Scan each line of the records for the word "selected" and extract the ones that have it.

--- Data for processing ---

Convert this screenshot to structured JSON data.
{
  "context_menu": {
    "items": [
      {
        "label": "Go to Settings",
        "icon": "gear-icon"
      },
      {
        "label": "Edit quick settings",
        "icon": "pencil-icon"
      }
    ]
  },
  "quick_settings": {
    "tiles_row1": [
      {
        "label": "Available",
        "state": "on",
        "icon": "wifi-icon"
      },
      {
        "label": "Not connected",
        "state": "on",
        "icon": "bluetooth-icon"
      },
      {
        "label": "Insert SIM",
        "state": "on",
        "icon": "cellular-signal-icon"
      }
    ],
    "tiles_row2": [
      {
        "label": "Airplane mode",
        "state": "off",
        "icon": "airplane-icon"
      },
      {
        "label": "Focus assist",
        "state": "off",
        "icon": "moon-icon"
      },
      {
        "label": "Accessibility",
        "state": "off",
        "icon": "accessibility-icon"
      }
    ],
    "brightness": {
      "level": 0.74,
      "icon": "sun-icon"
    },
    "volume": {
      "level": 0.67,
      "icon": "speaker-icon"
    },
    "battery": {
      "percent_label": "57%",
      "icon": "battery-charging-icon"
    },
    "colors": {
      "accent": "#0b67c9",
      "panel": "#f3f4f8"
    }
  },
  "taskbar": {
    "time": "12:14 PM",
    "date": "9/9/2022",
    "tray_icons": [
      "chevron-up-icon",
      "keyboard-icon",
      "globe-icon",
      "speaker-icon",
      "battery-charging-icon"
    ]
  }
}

---
--- Data for processing ---

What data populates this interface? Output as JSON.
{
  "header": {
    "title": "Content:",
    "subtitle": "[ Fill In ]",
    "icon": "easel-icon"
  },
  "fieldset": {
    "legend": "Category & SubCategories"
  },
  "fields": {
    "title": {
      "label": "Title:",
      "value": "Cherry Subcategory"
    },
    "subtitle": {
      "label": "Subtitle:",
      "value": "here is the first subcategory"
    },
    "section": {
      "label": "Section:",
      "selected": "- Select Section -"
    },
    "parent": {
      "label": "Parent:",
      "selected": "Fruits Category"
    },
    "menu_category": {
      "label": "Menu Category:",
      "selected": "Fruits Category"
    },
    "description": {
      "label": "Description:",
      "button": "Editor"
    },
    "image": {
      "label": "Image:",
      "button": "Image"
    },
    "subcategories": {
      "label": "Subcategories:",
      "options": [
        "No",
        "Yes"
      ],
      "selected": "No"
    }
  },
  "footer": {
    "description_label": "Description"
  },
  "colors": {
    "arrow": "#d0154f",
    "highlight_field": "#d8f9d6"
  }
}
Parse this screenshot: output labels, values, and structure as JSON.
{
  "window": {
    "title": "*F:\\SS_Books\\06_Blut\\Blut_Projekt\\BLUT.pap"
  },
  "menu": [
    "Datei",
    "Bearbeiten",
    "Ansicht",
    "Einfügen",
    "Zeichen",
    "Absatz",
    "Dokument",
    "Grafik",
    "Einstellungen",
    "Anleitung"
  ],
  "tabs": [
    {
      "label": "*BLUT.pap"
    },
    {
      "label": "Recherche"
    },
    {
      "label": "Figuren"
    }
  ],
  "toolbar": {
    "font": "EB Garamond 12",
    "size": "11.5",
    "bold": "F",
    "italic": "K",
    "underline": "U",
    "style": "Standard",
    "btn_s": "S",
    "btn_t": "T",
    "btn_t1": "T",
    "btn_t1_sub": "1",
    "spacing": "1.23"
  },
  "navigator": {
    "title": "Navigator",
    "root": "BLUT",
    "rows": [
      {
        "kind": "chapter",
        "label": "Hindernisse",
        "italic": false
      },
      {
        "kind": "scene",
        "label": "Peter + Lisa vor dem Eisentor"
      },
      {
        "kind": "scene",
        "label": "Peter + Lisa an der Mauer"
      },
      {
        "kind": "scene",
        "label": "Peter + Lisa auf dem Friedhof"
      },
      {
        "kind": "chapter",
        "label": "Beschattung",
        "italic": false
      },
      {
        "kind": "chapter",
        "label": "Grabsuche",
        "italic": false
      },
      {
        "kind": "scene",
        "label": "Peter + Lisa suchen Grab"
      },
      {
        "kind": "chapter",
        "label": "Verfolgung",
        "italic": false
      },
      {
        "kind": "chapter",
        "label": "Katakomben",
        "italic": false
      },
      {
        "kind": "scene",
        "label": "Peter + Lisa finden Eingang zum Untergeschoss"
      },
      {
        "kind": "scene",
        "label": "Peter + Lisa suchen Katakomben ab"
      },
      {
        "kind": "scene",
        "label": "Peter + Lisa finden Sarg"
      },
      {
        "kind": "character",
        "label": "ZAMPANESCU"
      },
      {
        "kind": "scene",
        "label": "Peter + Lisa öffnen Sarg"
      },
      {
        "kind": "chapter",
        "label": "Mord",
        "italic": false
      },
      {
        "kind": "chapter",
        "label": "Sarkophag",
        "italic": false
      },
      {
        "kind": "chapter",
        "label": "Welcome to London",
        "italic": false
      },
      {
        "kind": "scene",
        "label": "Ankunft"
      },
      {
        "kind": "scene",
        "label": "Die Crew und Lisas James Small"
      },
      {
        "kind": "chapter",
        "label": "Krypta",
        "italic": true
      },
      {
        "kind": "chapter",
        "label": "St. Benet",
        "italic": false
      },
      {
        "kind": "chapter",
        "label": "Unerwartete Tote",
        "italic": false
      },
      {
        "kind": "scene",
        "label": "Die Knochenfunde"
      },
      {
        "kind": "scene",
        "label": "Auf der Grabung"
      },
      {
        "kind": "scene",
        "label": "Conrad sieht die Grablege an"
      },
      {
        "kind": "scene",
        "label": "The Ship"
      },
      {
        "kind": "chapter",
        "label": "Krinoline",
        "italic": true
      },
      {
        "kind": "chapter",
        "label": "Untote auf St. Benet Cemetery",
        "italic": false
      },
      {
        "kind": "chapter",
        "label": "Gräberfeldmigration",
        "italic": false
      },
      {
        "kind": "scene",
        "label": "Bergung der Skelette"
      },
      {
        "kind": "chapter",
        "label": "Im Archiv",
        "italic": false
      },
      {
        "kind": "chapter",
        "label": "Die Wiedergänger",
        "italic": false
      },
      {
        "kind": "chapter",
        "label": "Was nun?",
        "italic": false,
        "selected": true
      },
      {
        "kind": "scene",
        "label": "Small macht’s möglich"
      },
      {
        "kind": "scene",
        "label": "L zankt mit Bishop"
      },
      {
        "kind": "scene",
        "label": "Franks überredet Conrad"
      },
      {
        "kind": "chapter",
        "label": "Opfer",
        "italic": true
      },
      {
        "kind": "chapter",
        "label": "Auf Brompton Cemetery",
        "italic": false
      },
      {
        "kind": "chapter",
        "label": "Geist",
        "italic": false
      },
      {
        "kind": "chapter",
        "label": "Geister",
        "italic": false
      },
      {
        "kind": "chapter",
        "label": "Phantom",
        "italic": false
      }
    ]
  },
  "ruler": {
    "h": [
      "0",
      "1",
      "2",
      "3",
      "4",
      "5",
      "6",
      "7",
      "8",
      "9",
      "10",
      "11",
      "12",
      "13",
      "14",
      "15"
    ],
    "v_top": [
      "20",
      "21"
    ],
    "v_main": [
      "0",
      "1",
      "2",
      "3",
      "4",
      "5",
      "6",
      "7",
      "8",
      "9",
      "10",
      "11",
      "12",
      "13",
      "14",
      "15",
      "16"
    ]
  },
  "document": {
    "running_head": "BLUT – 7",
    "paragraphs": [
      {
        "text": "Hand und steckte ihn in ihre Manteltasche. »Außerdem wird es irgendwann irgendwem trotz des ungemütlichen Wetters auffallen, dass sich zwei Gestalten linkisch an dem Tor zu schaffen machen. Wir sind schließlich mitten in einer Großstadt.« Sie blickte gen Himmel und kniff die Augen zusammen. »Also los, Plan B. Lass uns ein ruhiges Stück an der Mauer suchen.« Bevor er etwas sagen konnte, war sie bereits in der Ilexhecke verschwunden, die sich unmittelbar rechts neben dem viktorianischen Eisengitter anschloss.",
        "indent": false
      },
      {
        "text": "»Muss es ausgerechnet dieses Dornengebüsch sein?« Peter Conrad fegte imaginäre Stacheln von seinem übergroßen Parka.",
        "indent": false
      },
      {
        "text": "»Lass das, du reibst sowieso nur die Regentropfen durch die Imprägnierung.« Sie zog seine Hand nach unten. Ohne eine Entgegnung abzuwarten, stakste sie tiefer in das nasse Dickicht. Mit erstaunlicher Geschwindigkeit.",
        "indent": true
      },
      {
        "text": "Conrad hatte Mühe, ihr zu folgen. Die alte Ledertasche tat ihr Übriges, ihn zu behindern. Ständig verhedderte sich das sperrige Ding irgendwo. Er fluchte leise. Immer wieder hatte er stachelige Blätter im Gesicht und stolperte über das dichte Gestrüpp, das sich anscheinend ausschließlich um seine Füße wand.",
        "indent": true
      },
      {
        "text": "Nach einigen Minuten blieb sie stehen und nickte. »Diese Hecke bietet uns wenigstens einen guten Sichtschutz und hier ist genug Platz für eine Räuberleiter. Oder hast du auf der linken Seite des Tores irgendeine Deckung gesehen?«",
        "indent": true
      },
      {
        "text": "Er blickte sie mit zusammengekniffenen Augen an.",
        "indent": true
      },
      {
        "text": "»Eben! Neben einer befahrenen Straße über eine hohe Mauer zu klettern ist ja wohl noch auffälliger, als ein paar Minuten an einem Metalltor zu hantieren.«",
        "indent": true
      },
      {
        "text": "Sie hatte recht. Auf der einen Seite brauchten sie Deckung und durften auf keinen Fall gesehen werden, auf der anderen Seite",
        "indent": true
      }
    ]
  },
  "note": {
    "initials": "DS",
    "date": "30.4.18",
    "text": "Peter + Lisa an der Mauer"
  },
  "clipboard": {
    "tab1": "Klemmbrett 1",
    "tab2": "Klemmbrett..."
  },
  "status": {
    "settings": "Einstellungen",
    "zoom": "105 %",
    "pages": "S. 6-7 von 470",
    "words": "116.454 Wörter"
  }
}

---
--- Data for processing ---

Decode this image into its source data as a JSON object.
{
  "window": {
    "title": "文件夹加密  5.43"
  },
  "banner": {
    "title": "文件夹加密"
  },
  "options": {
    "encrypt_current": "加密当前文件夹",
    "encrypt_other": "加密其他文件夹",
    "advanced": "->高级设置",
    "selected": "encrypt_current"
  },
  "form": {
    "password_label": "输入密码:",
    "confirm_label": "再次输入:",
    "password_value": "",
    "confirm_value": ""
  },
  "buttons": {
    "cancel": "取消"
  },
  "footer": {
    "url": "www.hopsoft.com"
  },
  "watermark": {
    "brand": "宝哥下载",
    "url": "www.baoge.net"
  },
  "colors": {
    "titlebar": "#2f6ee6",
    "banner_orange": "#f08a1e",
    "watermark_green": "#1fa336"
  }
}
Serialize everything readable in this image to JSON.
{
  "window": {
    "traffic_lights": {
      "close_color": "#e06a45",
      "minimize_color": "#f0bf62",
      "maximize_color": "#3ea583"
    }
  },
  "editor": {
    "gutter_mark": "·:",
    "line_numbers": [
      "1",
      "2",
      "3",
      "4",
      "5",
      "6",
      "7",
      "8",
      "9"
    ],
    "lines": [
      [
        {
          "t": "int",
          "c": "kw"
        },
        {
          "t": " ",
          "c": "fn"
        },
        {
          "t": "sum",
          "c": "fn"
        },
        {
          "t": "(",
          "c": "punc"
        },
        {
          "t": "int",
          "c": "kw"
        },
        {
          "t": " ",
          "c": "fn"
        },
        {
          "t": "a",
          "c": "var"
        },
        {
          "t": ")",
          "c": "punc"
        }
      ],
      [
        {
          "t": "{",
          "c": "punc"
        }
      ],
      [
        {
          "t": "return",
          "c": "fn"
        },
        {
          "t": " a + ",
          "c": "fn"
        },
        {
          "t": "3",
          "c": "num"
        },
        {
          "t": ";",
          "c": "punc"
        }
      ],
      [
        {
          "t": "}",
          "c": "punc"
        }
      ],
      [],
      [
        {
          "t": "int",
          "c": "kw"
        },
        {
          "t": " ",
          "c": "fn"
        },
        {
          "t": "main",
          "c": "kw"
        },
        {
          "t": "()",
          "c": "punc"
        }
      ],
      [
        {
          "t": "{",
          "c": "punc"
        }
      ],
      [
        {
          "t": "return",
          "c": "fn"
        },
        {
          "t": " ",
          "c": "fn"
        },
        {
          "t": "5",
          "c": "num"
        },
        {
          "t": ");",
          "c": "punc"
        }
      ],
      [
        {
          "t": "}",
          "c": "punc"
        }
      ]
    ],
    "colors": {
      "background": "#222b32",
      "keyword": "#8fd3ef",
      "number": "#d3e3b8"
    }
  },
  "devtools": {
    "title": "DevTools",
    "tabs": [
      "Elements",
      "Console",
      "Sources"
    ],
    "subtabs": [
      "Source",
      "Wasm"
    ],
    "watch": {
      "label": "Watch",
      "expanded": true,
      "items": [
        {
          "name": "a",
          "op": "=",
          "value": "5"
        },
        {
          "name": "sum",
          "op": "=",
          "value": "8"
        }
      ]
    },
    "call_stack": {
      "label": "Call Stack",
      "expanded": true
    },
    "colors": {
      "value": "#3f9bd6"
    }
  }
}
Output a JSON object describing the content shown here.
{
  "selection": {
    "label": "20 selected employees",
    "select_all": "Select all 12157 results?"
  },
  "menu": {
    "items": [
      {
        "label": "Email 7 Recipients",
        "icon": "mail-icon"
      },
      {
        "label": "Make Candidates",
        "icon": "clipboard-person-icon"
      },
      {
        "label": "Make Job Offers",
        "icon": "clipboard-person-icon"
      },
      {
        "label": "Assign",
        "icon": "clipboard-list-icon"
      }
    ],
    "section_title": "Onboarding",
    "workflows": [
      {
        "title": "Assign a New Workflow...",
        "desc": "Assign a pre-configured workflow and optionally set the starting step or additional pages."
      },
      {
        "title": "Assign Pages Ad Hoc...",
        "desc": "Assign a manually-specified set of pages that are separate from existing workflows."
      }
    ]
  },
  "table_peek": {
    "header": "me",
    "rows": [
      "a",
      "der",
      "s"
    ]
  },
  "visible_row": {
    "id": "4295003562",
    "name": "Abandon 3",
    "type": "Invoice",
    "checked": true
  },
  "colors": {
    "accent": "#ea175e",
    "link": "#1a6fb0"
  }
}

---

• _Complete output_:
      "selected": "- Select Section -"
      "selected": "Fruits Category"
      "selected": "Fruits Category"
      "selected": "No"
        "selected": true
    "selected": "encrypt_current"
    "label": "20 selected employees",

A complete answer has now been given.